— start Entries supplied —
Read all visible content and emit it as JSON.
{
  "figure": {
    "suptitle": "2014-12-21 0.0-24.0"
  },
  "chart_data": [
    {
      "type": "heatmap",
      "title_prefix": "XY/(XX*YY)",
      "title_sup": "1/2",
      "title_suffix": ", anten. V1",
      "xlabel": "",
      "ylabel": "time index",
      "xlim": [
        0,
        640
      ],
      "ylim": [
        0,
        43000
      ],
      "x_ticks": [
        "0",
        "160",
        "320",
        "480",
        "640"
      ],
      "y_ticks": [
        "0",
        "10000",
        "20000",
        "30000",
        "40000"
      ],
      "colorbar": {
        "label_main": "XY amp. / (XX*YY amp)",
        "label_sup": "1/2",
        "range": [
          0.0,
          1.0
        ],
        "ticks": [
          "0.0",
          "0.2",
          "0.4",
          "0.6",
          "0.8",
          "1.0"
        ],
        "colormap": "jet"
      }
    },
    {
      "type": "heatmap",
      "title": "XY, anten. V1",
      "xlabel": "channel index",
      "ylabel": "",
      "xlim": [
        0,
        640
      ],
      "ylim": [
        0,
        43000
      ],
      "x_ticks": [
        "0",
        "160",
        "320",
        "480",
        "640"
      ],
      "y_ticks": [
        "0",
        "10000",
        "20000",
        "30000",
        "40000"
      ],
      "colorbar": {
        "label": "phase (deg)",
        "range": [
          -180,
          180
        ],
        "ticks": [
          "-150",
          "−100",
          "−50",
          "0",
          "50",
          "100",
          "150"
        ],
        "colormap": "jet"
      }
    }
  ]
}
— end Entries supplied —
Problem requirements: Check each line above for the string "anten", then copy the ones that have it.

Task result:
      "title_suffix": ", anten. V1",
      "title": "XY, anten. V1",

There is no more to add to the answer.